(Dataset entries on figures)
***

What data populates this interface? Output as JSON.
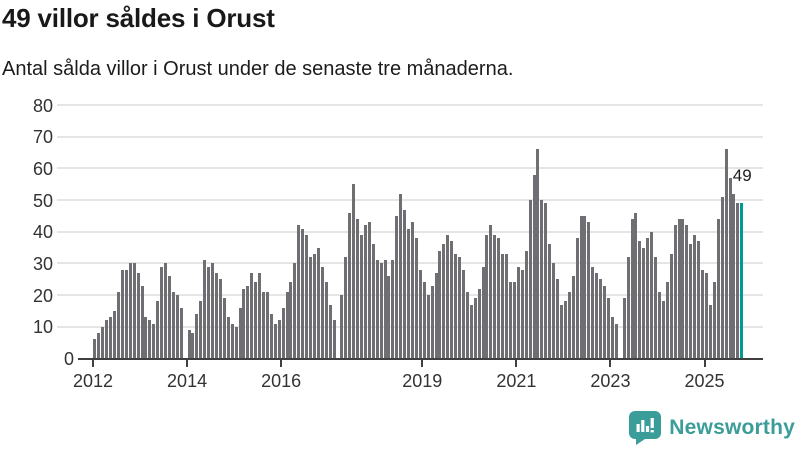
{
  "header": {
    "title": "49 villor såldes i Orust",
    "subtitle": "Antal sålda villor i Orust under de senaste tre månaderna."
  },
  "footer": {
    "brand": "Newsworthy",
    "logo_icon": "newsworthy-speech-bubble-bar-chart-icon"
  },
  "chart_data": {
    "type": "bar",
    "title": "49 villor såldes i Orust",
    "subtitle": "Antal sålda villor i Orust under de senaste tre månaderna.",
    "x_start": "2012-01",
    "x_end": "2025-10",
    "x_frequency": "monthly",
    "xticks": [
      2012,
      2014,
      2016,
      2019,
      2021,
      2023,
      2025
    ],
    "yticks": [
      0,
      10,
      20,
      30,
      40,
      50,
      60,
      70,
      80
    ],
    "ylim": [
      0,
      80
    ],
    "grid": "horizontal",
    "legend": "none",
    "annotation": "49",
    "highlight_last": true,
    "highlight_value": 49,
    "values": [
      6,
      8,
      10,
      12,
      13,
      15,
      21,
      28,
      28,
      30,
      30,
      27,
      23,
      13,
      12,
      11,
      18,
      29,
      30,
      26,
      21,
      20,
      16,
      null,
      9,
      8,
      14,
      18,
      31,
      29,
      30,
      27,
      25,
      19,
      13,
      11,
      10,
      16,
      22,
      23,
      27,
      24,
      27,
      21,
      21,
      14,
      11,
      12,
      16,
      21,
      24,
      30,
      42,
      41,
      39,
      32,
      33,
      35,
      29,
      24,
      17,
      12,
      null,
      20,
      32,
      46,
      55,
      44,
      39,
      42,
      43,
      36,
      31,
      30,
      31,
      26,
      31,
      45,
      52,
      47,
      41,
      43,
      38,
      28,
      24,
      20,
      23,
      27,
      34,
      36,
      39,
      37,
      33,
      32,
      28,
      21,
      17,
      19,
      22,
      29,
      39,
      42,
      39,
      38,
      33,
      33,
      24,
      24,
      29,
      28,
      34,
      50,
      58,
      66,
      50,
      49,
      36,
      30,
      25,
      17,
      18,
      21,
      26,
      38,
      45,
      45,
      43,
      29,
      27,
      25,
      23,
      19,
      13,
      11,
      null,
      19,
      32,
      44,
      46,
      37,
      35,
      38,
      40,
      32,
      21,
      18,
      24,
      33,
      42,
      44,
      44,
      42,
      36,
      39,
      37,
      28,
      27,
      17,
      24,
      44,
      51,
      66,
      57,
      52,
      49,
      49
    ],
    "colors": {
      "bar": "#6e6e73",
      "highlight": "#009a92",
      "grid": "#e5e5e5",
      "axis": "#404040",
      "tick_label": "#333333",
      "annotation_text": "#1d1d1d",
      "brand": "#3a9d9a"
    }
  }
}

***

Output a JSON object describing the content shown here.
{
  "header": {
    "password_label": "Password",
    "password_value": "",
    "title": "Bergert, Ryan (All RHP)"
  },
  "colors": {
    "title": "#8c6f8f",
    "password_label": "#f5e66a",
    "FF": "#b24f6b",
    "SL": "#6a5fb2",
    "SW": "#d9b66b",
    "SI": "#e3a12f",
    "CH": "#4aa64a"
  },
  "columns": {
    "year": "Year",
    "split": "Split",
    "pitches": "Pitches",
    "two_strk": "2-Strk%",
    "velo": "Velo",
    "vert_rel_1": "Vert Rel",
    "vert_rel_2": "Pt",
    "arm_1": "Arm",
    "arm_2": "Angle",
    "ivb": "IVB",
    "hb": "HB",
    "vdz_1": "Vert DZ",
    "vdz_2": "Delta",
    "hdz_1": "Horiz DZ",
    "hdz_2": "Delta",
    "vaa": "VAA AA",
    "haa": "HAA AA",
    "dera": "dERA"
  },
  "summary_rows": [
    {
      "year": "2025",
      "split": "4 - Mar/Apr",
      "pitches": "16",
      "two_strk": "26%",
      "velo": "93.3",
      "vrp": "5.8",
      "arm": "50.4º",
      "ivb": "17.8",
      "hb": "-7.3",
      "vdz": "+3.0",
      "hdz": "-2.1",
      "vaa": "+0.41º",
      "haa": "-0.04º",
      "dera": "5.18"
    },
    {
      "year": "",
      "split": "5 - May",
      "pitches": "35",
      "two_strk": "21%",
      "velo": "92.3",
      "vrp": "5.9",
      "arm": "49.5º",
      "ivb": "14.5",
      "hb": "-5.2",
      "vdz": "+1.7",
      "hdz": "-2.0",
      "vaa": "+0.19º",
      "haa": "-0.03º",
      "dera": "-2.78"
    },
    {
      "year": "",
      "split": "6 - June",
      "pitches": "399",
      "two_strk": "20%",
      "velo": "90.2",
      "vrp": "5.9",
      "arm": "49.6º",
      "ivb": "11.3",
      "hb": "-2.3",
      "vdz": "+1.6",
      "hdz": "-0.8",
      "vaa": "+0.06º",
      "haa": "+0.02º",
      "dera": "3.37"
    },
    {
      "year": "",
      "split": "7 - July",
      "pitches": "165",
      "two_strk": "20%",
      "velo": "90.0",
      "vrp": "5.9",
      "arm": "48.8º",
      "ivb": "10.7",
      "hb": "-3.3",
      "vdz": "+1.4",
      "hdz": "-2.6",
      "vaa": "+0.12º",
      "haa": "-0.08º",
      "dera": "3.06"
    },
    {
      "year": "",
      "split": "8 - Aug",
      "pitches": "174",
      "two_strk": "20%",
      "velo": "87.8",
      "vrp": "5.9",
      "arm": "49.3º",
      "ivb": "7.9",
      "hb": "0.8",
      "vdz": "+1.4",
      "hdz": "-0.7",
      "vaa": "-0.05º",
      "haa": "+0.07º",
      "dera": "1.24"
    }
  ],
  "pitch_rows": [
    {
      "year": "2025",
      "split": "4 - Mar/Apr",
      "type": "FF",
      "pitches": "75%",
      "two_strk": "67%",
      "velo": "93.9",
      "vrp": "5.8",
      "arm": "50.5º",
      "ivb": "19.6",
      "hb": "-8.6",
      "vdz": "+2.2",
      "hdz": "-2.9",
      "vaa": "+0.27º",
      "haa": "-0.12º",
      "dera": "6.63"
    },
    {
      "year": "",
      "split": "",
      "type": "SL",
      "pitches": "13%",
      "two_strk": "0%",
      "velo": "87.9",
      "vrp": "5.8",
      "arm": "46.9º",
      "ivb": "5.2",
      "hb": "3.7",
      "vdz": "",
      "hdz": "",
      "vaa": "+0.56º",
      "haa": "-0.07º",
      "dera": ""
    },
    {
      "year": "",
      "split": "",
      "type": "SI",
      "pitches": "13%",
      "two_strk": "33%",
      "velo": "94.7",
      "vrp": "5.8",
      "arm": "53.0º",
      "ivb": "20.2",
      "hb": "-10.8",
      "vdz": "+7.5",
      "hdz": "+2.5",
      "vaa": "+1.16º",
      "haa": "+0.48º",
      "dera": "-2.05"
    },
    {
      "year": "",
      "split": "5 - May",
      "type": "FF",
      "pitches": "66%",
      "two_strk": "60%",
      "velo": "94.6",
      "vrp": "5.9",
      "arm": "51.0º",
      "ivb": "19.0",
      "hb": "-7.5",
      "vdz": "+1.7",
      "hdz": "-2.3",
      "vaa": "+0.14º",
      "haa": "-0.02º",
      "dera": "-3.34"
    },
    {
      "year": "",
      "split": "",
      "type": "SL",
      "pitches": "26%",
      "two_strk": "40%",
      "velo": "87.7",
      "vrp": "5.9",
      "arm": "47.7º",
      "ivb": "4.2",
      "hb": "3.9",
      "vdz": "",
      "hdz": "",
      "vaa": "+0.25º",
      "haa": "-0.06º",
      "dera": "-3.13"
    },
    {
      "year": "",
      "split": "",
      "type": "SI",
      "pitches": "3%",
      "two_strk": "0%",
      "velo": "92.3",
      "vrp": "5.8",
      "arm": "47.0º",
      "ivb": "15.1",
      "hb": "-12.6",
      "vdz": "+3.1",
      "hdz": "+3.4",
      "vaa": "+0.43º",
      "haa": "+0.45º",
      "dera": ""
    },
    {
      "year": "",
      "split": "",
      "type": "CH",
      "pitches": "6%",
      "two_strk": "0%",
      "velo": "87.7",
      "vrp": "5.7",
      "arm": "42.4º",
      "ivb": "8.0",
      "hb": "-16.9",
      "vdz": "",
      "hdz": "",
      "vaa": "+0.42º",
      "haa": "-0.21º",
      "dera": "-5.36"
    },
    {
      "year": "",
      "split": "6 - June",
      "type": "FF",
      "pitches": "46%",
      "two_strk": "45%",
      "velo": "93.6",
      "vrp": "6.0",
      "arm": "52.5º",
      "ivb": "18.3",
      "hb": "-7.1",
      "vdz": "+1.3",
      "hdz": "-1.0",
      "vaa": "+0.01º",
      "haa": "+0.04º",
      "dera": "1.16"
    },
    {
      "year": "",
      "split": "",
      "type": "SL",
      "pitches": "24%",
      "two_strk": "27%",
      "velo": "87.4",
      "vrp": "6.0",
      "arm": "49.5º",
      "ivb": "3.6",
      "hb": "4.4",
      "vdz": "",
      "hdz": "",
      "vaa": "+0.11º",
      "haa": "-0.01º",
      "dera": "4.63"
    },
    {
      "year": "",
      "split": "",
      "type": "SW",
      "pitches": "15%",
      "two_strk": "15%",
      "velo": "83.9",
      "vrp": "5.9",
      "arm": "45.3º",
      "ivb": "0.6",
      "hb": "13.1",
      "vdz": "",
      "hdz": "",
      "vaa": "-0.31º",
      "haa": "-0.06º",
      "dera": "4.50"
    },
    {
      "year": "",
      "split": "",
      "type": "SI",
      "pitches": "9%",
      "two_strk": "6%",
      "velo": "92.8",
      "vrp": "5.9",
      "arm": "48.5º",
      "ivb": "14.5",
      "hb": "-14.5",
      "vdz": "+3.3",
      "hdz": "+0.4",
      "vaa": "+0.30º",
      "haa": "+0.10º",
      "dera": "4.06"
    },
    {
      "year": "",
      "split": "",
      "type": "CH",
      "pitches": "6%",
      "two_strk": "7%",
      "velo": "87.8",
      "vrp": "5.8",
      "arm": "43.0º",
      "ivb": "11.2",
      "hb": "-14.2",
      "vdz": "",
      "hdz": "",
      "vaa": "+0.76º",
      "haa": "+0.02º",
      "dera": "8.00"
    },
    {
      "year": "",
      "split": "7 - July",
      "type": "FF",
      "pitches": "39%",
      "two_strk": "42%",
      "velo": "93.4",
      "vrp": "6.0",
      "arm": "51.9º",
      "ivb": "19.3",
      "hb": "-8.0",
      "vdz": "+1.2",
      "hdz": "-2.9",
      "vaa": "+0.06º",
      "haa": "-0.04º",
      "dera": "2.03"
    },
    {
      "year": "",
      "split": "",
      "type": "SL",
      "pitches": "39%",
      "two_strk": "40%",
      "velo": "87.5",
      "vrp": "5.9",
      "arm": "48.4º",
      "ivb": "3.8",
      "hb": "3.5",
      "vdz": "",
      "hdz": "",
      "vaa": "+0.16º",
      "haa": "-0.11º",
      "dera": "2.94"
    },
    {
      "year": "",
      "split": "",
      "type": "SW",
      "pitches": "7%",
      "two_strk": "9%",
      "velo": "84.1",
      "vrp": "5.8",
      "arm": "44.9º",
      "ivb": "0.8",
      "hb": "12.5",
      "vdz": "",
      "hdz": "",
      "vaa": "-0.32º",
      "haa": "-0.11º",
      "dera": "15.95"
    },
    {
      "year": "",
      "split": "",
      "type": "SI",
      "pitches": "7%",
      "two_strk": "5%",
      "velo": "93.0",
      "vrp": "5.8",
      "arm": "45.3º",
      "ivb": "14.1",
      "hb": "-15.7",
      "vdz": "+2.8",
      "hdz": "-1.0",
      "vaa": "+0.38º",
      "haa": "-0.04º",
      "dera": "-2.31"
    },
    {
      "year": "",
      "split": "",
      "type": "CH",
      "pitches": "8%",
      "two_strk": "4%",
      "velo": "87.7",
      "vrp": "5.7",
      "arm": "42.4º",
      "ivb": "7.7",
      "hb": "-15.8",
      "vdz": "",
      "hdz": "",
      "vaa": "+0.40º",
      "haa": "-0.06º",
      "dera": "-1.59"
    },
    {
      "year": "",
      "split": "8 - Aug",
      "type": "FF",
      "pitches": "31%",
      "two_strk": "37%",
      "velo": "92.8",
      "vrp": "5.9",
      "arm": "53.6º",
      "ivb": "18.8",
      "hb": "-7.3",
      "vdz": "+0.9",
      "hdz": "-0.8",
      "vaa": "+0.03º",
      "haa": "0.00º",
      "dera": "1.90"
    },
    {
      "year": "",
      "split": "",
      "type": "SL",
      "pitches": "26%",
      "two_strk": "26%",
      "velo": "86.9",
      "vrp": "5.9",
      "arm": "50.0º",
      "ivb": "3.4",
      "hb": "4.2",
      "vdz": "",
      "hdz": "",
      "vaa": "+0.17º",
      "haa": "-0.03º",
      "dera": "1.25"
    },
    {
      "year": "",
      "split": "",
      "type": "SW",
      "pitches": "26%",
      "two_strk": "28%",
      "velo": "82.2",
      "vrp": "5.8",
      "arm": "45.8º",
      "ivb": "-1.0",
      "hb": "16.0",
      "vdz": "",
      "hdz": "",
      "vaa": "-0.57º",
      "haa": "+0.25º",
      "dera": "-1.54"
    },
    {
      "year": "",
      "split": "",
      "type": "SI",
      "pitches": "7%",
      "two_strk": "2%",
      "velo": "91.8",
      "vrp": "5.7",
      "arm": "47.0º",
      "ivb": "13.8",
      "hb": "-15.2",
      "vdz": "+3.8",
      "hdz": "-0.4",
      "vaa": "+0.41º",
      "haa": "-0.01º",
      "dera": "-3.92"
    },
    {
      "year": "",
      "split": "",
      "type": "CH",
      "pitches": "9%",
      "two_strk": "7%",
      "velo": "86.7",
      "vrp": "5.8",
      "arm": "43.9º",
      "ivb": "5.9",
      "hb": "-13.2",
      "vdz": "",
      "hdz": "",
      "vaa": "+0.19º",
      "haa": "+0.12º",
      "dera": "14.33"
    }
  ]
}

***

■ **PROBLEM TO WORK ON**
Check each line above for the word "JSON" and copy the ones that have it.

■ **THE COMPLETED TASK**
What data populates this interface? Output as JSON.
Output a JSON object describing the content shown here.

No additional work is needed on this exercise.